— BEGIN GIVEN RECORDS —
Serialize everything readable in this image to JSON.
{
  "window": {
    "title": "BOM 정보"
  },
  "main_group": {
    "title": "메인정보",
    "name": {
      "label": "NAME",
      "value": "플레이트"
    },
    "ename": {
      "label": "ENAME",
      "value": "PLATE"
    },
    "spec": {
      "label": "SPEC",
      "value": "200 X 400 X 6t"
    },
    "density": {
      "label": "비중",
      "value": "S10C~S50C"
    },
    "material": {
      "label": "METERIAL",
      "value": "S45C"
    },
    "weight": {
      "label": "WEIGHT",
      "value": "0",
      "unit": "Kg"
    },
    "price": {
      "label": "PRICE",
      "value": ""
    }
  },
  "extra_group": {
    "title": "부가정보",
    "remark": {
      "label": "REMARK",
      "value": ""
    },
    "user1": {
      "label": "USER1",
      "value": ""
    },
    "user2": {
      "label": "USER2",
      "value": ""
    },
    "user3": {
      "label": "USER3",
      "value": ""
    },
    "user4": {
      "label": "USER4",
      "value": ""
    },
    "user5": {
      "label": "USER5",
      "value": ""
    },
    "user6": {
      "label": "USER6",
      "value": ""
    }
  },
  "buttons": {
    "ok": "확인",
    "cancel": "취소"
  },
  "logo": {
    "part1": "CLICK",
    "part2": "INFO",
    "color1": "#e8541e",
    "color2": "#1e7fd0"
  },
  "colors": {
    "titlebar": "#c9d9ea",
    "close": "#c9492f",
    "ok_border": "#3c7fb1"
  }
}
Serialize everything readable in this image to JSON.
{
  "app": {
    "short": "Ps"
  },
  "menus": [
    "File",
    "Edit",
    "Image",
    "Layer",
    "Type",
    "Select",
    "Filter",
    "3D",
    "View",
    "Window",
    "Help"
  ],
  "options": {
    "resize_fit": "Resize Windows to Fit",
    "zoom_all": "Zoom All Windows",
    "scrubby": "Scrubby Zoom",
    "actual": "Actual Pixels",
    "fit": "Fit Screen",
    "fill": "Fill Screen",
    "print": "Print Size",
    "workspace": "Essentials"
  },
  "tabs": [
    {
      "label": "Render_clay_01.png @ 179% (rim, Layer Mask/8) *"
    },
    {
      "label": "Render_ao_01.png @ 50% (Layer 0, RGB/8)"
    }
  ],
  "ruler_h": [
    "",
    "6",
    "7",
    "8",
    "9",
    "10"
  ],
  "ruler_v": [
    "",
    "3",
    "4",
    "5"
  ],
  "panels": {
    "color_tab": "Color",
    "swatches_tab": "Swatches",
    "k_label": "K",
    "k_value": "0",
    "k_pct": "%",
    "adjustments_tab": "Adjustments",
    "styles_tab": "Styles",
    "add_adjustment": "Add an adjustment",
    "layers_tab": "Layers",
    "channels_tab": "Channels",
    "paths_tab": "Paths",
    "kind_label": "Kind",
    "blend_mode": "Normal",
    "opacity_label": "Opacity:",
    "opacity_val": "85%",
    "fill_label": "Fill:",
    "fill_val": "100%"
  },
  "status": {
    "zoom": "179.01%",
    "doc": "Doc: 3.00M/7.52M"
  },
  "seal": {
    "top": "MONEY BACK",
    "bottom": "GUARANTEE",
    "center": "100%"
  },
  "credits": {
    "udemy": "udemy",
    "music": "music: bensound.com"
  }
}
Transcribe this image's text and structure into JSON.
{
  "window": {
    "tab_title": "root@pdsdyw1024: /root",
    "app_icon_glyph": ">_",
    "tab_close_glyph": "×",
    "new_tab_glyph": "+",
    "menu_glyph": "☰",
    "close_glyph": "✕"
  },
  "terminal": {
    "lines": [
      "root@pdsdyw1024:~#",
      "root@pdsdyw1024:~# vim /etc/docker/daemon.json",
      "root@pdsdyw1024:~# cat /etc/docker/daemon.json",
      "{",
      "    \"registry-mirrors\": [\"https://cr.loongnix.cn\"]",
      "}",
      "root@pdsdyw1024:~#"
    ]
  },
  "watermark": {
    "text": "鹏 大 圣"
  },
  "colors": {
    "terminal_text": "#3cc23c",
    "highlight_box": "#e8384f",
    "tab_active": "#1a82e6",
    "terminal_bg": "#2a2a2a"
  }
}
— END GIVEN RECORDS —
> WHAT THE TASK REQUIRES
Set all of the entries down again, exactly as they were given.

> ANSWER TO THE TASK
Serialize everything readable in this image to JSON.
{
  "window": {
    "title": "BOM 정보"
  },
  "main_group": {
    "title": "메인정보",
    "name": {
      "label": "NAME",
      "value": "플레이트"
    },
    "ename": {
      "label": "ENAME",
      "value": "PLATE"
    },
    "spec": {
      "label": "SPEC",
      "value": "200 X 400 X 6t"
    },
    "density": {
      "label": "비중",
      "value": "S10C~S50C"
    },
    "material": {
      "label": "METERIAL",
      "value": "S45C"
    },
    "weight": {
      "label": "WEIGHT",
      "value": "0",
      "unit": "Kg"
    },
    "price": {
      "label": "PRICE",
      "value": ""
    }
  },
  "extra_group": {
    "title": "부가정보",
    "remark": {
      "label": "REMARK",
      "value": ""
    },
    "user1": {
      "label": "USER1",
      "value": ""
    },
    "user2": {
      "label": "USER2",
      "value": ""
    },
    "user3": {
      "label": "USER3",
      "value": ""
    },
    "user4": {
      "label": "USER4",
      "value": ""
    },
    "user5": {
      "label": "USER5",
      "value": ""
    },
    "user6": {
      "label": "USER6",
      "value": ""
    }
  },
  "buttons": {
    "ok": "확인",
    "cancel": "취소"
  },
  "logo": {
    "part1": "CLICK",
    "part2": "INFO",
    "color1": "#e8541e",
    "color2": "#1e7fd0"
  },
  "colors": {
    "titlebar": "#c9d9ea",
    "close": "#c9492f",
    "ok_border": "#3c7fb1"
  }
}
Serialize everything readable in this image to JSON.
{
  "app": {
    "short": "Ps"
  },
  "menus": [
    "File",
    "Edit",
    "Image",
    "Layer",
    "Type",
    "Select",
    "Filter",
    "3D",
    "View",
    "Window",
    "Help"
  ],
  "options": {
    "resize_fit": "Resize Windows to Fit",
    "zoom_all": "Zoom All Windows",
    "scrubby": "Scrubby Zoom",
    "actual": "Actual Pixels",
    "fit": "Fit Screen",
    "fill": "Fill Screen",
    "print": "Print Size",
    "workspace": "Essentials"
  },
  "tabs": [
    {
      "label": "Render_clay_01.png @ 179% (rim, Layer Mask/8) *"
    },
    {
      "label": "Render_ao_01.png @ 50% (Layer 0, RGB/8)"
    }
  ],
  "ruler_h": [
    "",
    "6",
    "7",
    "8",
    "9",
    "10"
  ],
  "ruler_v": [
    "",
    "3",
    "4",
    "5"
  ],
  "panels": {
    "color_tab": "Color",
    "swatches_tab": "Swatches",
    "k_label": "K",
    "k_value": "0",
    "k_pct": "%",
    "adjustments_tab": "Adjustments",
    "styles_tab": "Styles",
    "add_adjustment": "Add an adjustment",
    "layers_tab": "Layers",
    "channels_tab": "Channels",
    "paths_tab": "Paths",
    "kind_label": "Kind",
    "blend_mode": "Normal",
    "opacity_label": "Opacity:",
    "opacity_val": "85%",
    "fill_label": "Fill:",
    "fill_val": "100%"
  },
  "status": {
    "zoom": "179.01%",
    "doc": "Doc: 3.00M/7.52M"
  },
  "seal": {
    "top": "MONEY BACK",
    "bottom": "GUARANTEE",
    "center": "100%"
  },
  "credits": {
    "udemy": "udemy",
    "music": "music: bensound.com"
  }
}
Transcribe this image's text and structure into JSON.
{
  "window": {
    "tab_title": "root@pdsdyw1024: /root",
    "app_icon_glyph": ">_",
    "tab_close_glyph": "×",
    "new_tab_glyph": "+",
    "menu_glyph": "☰",
    "close_glyph": "✕"
  },
  "terminal": {
    "lines": [
      "root@pdsdyw1024:~#",
      "root@pdsdyw1024:~# vim /etc/docker/daemon.json",
      "root@pdsdyw1024:~# cat /etc/docker/daemon.json",
      "{",
      "    \"registry-mirrors\": [\"https://cr.loongnix.cn\"]",
      "}",
      "root@pdsdyw1024:~#"
    ]
  },
  "watermark": {
    "text": "鹏 大 圣"
  },
  "colors": {
    "terminal_text": "#3cc23c",
    "highlight_box": "#e8384f",
    "tab_active": "#1a82e6",
    "terminal_bg": "#2a2a2a"
  }
}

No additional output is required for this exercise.